-- What to do --
Transcribe the entries exactly; images are not part of the copy.

START Available data

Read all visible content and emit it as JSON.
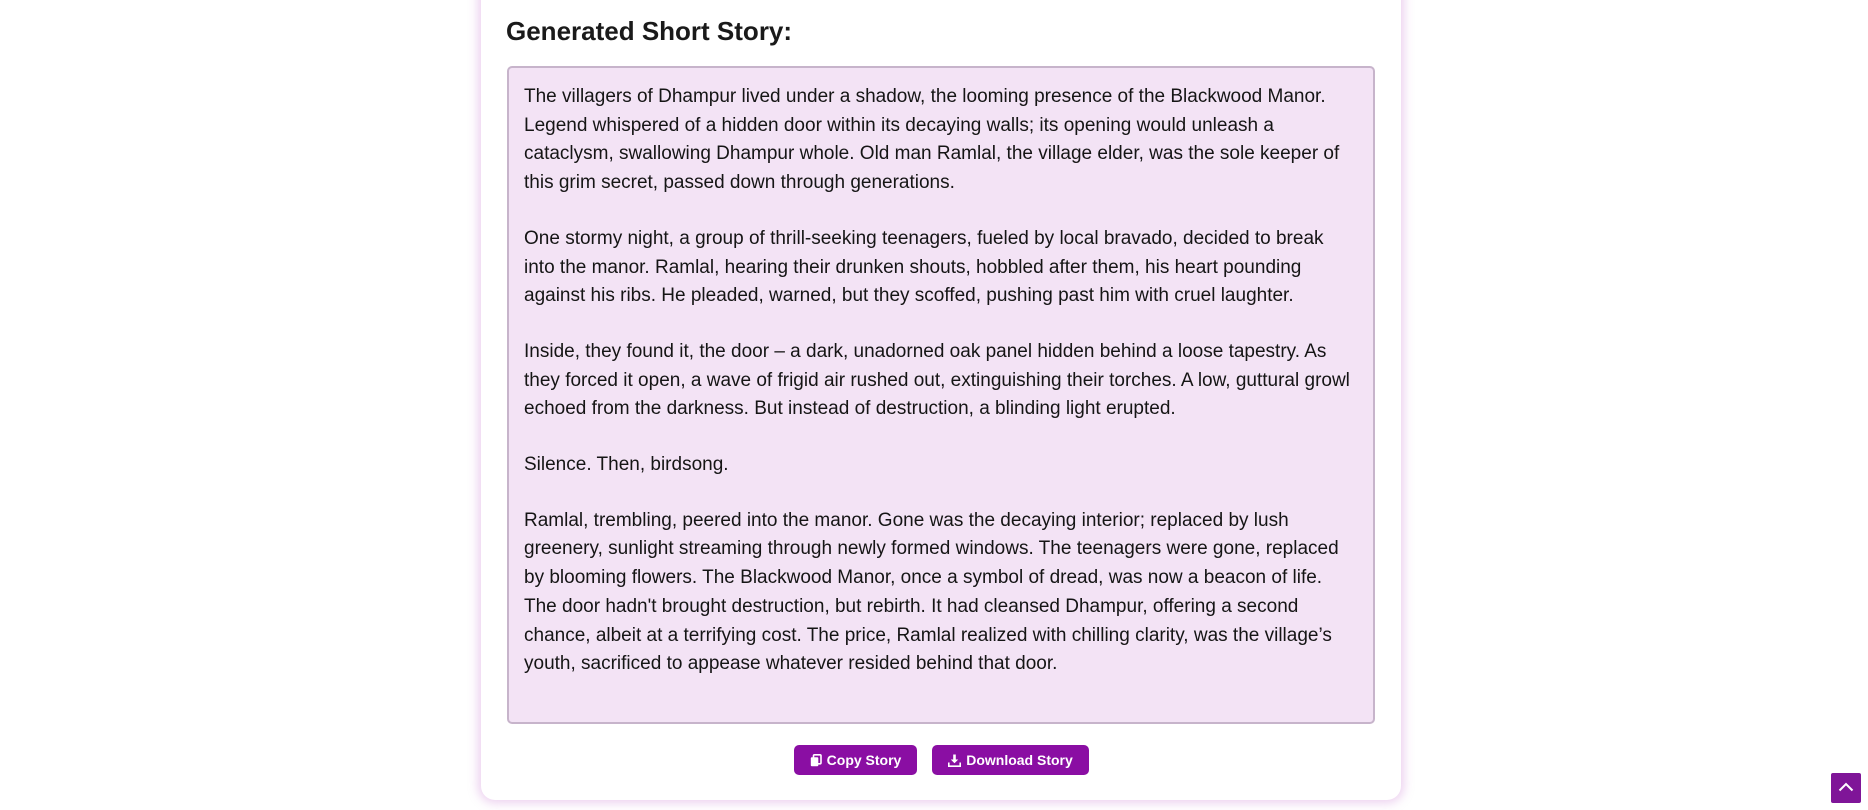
{
  "page": {
    "title": "Generated Short Story:"
  },
  "story": {
    "paragraphs": [
      "The villagers of Dhampur lived under a shadow, the looming presence of the Blackwood Manor. Legend whispered of a hidden door within its decaying walls; its opening would unleash a cataclysm, swallowing Dhampur whole. Old man Ramlal, the village elder, was the sole keeper of this grim secret, passed down through generations.",
      "One stormy night, a group of thrill-seeking teenagers, fueled by local bravado, decided to break into the manor. Ramlal, hearing their drunken shouts, hobbled after them, his heart pounding against his ribs. He pleaded, warned, but they scoffed, pushing past him with cruel laughter.",
      "Inside, they found it, the door – a dark, unadorned oak panel hidden behind a loose tapestry. As they forced it open, a wave of frigid air rushed out, extinguishing their torches. A low, guttural growl echoed from the darkness. But instead of destruction, a blinding light erupted.",
      "Silence. Then, birdsong.",
      "Ramlal, trembling, peered into the manor. Gone was the decaying interior; replaced by lush greenery, sunlight streaming through newly formed windows. The teenagers were gone, replaced by blooming flowers. The Blackwood Manor, once a symbol of dread, was now a beacon of life. The door hadn't brought destruction, but rebirth. It had cleansed Dhampur, offering a second chance, albeit at a terrifying cost. The price, Ramlal realized with chilling clarity, was the village’s youth, sacrificed to appease whatever resided behind that door."
    ]
  },
  "actions": {
    "copy_label": "Copy Story",
    "copy_icon": "copy-icon",
    "download_label": "Download Story",
    "download_icon": "download-icon",
    "scroll_top_icon": "chevron-up-icon"
  },
  "colors": {
    "accent": "#8a0ea3",
    "story_background": "#f3e3f5",
    "scroll_top_background": "#7f1598"
  }
}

END Available data

-- Output for this exercise --
Read all visible content and emit it as JSON.
{
  "page": {
    "title": "Generated Short Story:"
  },
  "story": {
    "paragraphs": [
      "The villagers of Dhampur lived under a shadow, the looming presence of the Blackwood Manor. Legend whispered of a hidden door within its decaying walls; its opening would unleash a cataclysm, swallowing Dhampur whole. Old man Ramlal, the village elder, was the sole keeper of this grim secret, passed down through generations.",
      "One stormy night, a group of thrill-seeking teenagers, fueled by local bravado, decided to break into the manor. Ramlal, hearing their drunken shouts, hobbled after them, his heart pounding against his ribs. He pleaded, warned, but they scoffed, pushing past him with cruel laughter.",
      "Inside, they found it, the door – a dark, unadorned oak panel hidden behind a loose tapestry. As they forced it open, a wave of frigid air rushed out, extinguishing their torches. A low, guttural growl echoed from the darkness. But instead of destruction, a blinding light erupted.",
      "Silence. Then, birdsong.",
      "Ramlal, trembling, peered into the manor. Gone was the decaying interior; replaced by lush greenery, sunlight streaming through newly formed windows. The teenagers were gone, replaced by blooming flowers. The Blackwood Manor, once a symbol of dread, was now a beacon of life. The door hadn't brought destruction, but rebirth. It had cleansed Dhampur, offering a second chance, albeit at a terrifying cost. The price, Ramlal realized with chilling clarity, was the village’s youth, sacrificed to appease whatever resided behind that door."
    ]
  },
  "actions": {
    "copy_label": "Copy Story",
    "copy_icon": "copy-icon",
    "download_label": "Download Story",
    "download_icon": "download-icon",
    "scroll_top_icon": "chevron-up-icon"
  },
  "colors": {
    "accent": "#8a0ea3",
    "story_background": "#f3e3f5",
    "scroll_top_background": "#7f1598"
  }
}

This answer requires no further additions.